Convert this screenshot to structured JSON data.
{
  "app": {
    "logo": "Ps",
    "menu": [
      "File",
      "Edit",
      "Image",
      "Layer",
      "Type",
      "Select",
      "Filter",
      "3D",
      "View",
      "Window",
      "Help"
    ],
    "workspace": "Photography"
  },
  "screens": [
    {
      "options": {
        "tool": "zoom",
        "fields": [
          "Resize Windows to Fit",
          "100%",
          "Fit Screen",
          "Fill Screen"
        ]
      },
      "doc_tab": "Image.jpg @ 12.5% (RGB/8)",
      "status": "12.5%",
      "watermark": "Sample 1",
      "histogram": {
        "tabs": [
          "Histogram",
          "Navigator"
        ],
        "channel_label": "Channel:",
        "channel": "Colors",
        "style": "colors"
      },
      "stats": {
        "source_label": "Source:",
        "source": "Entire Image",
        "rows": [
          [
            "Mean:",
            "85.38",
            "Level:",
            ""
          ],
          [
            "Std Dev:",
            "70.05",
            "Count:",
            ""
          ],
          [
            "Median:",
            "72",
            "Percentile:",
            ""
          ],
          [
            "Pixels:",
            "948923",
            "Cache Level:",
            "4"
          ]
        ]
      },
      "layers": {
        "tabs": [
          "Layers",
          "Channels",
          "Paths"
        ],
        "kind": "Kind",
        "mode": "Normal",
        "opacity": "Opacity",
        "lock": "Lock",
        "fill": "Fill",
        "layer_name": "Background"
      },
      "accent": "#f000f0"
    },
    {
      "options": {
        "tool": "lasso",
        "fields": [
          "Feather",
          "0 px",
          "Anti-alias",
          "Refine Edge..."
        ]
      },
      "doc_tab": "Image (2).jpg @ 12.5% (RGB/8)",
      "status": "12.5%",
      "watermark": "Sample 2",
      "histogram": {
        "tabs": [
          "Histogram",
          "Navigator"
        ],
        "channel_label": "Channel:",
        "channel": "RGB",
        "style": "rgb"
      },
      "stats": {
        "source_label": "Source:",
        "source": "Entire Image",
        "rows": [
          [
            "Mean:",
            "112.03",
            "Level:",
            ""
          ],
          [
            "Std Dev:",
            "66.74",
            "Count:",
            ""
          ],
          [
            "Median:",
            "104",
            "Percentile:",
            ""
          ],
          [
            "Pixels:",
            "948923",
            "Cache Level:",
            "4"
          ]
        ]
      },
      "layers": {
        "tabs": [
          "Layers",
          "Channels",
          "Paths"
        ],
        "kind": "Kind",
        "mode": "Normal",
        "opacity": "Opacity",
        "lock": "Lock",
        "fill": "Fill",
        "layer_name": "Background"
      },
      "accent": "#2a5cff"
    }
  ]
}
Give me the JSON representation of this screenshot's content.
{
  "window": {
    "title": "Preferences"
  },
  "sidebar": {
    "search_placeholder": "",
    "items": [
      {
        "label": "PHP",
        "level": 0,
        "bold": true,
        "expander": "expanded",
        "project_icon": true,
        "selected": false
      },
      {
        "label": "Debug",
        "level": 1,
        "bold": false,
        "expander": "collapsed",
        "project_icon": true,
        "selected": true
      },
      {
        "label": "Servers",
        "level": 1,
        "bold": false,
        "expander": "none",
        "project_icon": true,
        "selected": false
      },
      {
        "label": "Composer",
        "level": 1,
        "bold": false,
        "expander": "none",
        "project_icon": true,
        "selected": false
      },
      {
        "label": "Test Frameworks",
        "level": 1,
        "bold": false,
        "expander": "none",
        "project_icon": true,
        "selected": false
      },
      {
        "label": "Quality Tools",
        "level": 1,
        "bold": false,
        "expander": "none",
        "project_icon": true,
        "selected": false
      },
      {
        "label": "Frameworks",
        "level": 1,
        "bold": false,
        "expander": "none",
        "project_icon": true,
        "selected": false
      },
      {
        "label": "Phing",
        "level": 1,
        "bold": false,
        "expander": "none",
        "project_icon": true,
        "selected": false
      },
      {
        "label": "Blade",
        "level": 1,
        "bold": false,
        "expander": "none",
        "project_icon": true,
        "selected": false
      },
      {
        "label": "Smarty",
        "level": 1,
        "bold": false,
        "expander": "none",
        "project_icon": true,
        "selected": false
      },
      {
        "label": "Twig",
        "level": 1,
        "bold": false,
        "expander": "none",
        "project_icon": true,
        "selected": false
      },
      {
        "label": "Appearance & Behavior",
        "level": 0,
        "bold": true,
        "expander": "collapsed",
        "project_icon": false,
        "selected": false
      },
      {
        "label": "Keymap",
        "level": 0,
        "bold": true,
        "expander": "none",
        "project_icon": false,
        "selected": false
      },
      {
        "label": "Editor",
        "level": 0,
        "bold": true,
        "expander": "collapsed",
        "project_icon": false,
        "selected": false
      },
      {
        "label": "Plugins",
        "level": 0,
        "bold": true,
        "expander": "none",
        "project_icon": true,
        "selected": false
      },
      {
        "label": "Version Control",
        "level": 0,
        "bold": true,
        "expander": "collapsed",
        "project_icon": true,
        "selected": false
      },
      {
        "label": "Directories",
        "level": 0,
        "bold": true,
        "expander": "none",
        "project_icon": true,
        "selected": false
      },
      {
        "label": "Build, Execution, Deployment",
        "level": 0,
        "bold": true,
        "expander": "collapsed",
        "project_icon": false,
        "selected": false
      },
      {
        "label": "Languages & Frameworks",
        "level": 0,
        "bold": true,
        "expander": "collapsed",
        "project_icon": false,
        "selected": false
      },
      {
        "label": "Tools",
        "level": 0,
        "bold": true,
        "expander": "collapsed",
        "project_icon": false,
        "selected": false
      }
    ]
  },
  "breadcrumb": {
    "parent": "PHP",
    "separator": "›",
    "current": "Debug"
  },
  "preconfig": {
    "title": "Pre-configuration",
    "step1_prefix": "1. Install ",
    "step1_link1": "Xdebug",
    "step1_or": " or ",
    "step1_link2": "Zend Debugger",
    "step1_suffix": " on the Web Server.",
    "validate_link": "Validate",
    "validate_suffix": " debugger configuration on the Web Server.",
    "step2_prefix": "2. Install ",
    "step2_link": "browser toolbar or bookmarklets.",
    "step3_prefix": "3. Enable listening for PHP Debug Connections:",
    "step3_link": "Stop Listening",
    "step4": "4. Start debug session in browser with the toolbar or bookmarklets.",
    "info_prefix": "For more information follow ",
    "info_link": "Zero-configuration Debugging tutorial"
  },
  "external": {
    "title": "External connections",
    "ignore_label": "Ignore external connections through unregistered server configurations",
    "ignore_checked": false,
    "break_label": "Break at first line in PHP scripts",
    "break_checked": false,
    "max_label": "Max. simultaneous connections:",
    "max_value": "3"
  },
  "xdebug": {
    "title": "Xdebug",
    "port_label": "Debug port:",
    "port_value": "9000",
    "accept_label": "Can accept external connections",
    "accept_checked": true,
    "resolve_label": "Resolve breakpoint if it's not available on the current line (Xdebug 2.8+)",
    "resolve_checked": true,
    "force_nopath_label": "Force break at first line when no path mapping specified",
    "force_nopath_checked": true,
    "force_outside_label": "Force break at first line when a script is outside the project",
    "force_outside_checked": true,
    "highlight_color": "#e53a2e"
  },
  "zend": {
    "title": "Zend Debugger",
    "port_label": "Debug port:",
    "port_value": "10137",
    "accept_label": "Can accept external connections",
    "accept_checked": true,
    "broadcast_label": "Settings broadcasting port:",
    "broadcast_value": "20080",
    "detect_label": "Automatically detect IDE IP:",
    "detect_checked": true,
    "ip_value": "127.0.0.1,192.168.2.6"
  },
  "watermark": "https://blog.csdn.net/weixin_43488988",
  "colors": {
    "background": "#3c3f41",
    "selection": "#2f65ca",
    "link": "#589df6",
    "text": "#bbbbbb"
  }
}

• • • •

Give the material above again, word for word.

**Correct answer**
Convert this screenshot to structured JSON data.
{
  "app": {
    "logo": "Ps",
    "menu": [
      "File",
      "Edit",
      "Image",
      "Layer",
      "Type",
      "Select",
      "Filter",
      "3D",
      "View",
      "Window",
      "Help"
    ],
    "workspace": "Photography"
  },
  "screens": [
    {
      "options": {
        "tool": "zoom",
        "fields": [
          "Resize Windows to Fit",
          "100%",
          "Fit Screen",
          "Fill Screen"
        ]
      },
      "doc_tab": "Image.jpg @ 12.5% (RGB/8)",
      "status": "12.5%",
      "watermark": "Sample 1",
      "histogram": {
        "tabs": [
          "Histogram",
          "Navigator"
        ],
        "channel_label": "Channel:",
        "channel": "Colors",
        "style": "colors"
      },
      "stats": {
        "source_label": "Source:",
        "source": "Entire Image",
        "rows": [
          [
            "Mean:",
            "85.38",
            "Level:",
            ""
          ],
          [
            "Std Dev:",
            "70.05",
            "Count:",
            ""
          ],
          [
            "Median:",
            "72",
            "Percentile:",
            ""
          ],
          [
            "Pixels:",
            "948923",
            "Cache Level:",
            "4"
          ]
        ]
      },
      "layers": {
        "tabs": [
          "Layers",
          "Channels",
          "Paths"
        ],
        "kind": "Kind",
        "mode": "Normal",
        "opacity": "Opacity",
        "lock": "Lock",
        "fill": "Fill",
        "layer_name": "Background"
      },
      "accent": "#f000f0"
    },
    {
      "options": {
        "tool": "lasso",
        "fields": [
          "Feather",
          "0 px",
          "Anti-alias",
          "Refine Edge..."
        ]
      },
      "doc_tab": "Image (2).jpg @ 12.5% (RGB/8)",
      "status": "12.5%",
      "watermark": "Sample 2",
      "histogram": {
        "tabs": [
          "Histogram",
          "Navigator"
        ],
        "channel_label": "Channel:",
        "channel": "RGB",
        "style": "rgb"
      },
      "stats": {
        "source_label": "Source:",
        "source": "Entire Image",
        "rows": [
          [
            "Mean:",
            "112.03",
            "Level:",
            ""
          ],
          [
            "Std Dev:",
            "66.74",
            "Count:",
            ""
          ],
          [
            "Median:",
            "104",
            "Percentile:",
            ""
          ],
          [
            "Pixels:",
            "948923",
            "Cache Level:",
            "4"
          ]
        ]
      },
      "layers": {
        "tabs": [
          "Layers",
          "Channels",
          "Paths"
        ],
        "kind": "Kind",
        "mode": "Normal",
        "opacity": "Opacity",
        "lock": "Lock",
        "fill": "Fill",
        "layer_name": "Background"
      },
      "accent": "#2a5cff"
    }
  ]
}
Give me the JSON representation of this screenshot's content.
{
  "window": {
    "title": "Preferences"
  },
  "sidebar": {
    "search_placeholder": "",
    "items": [
      {
        "label": "PHP",
        "level": 0,
        "bold": true,
        "expander": "expanded",
        "project_icon": true,
        "selected": false
      },
      {
        "label": "Debug",
        "level": 1,
        "bold": false,
        "expander": "collapsed",
        "project_icon": true,
        "selected": true
      },
      {
        "label": "Servers",
        "level": 1,
        "bold": false,
        "expander": "none",
        "project_icon": true,
        "selected": false
      },
      {
        "label": "Composer",
        "level": 1,
        "bold": false,
        "expander": "none",
        "project_icon": true,
        "selected": false
      },
      {
        "label": "Test Frameworks",
        "level": 1,
        "bold": false,
        "expander": "none",
        "project_icon": true,
        "selected": false
      },
      {
        "label": "Quality Tools",
        "level": 1,
        "bold": false,
        "expander": "none",
        "project_icon": true,
        "selected": false
      },
      {
        "label": "Frameworks",
        "level": 1,
        "bold": false,
        "expander": "none",
        "project_icon": true,
        "selected": false
      },
      {
        "label": "Phing",
        "level": 1,
        "bold": false,
        "expander": "none",
        "project_icon": true,
        "selected": false
      },
      {
        "label": "Blade",
        "level": 1,
        "bold": false,
        "expander": "none",
        "project_icon": true,
        "selected": false
      },
      {
        "label": "Smarty",
        "level": 1,
        "bold": false,
        "expander": "none",
        "project_icon": true,
        "selected": false
      },
      {
        "label": "Twig",
        "level": 1,
        "bold": false,
        "expander": "none",
        "project_icon": true,
        "selected": false
      },
      {
        "label": "Appearance & Behavior",
        "level": 0,
        "bold": true,
        "expander": "collapsed",
        "project_icon": false,
        "selected": false
      },
      {
        "label": "Keymap",
        "level": 0,
        "bold": true,
        "expander": "none",
        "project_icon": false,
        "selected": false
      },
      {
        "label": "Editor",
        "level": 0,
        "bold": true,
        "expander": "collapsed",
        "project_icon": false,
        "selected": false
      },
      {
        "label": "Plugins",
        "level": 0,
        "bold": true,
        "expander": "none",
        "project_icon": true,
        "selected": false
      },
      {
        "label": "Version Control",
        "level": 0,
        "bold": true,
        "expander": "collapsed",
        "project_icon": true,
        "selected": false
      },
      {
        "label": "Directories",
        "level": 0,
        "bold": true,
        "expander": "none",
        "project_icon": true,
        "selected": false
      },
      {
        "label": "Build, Execution, Deployment",
        "level": 0,
        "bold": true,
        "expander": "collapsed",
        "project_icon": false,
        "selected": false
      },
      {
        "label": "Languages & Frameworks",
        "level": 0,
        "bold": true,
        "expander": "collapsed",
        "project_icon": false,
        "selected": false
      },
      {
        "label": "Tools",
        "level": 0,
        "bold": true,
        "expander": "collapsed",
        "project_icon": false,
        "selected": false
      }
    ]
  },
  "breadcrumb": {
    "parent": "PHP",
    "separator": "›",
    "current": "Debug"
  },
  "preconfig": {
    "title": "Pre-configuration",
    "step1_prefix": "1. Install ",
    "step1_link1": "Xdebug",
    "step1_or": " or ",
    "step1_link2": "Zend Debugger",
    "step1_suffix": " on the Web Server.",
    "validate_link": "Validate",
    "validate_suffix": " debugger configuration on the Web Server.",
    "step2_prefix": "2. Install ",
    "step2_link": "browser toolbar or bookmarklets.",
    "step3_prefix": "3. Enable listening for PHP Debug Connections:",
    "step3_link": "Stop Listening",
    "step4": "4. Start debug session in browser with the toolbar or bookmarklets.",
    "info_prefix": "For more information follow ",
    "info_link": "Zero-configuration Debugging tutorial"
  },
  "external": {
    "title": "External connections",
    "ignore_label": "Ignore external connections through unregistered server configurations",
    "ignore_checked": false,
    "break_label": "Break at first line in PHP scripts",
    "break_checked": false,
    "max_label": "Max. simultaneous connections:",
    "max_value": "3"
  },
  "xdebug": {
    "title": "Xdebug",
    "port_label": "Debug port:",
    "port_value": "9000",
    "accept_label": "Can accept external connections",
    "accept_checked": true,
    "resolve_label": "Resolve breakpoint if it's not available on the current line (Xdebug 2.8+)",
    "resolve_checked": true,
    "force_nopath_label": "Force break at first line when no path mapping specified",
    "force_nopath_checked": true,
    "force_outside_label": "Force break at first line when a script is outside the project",
    "force_outside_checked": true,
    "highlight_color": "#e53a2e"
  },
  "zend": {
    "title": "Zend Debugger",
    "port_label": "Debug port:",
    "port_value": "10137",
    "accept_label": "Can accept external connections",
    "accept_checked": true,
    "broadcast_label": "Settings broadcasting port:",
    "broadcast_value": "20080",
    "detect_label": "Automatically detect IDE IP:",
    "detect_checked": true,
    "ip_value": "127.0.0.1,192.168.2.6"
  },
  "watermark": "https://blog.csdn.net/weixin_43488988",
  "colors": {
    "background": "#3c3f41",
    "selection": "#2f65ca",
    "link": "#589df6",
    "text": "#bbbbbb"
  }
}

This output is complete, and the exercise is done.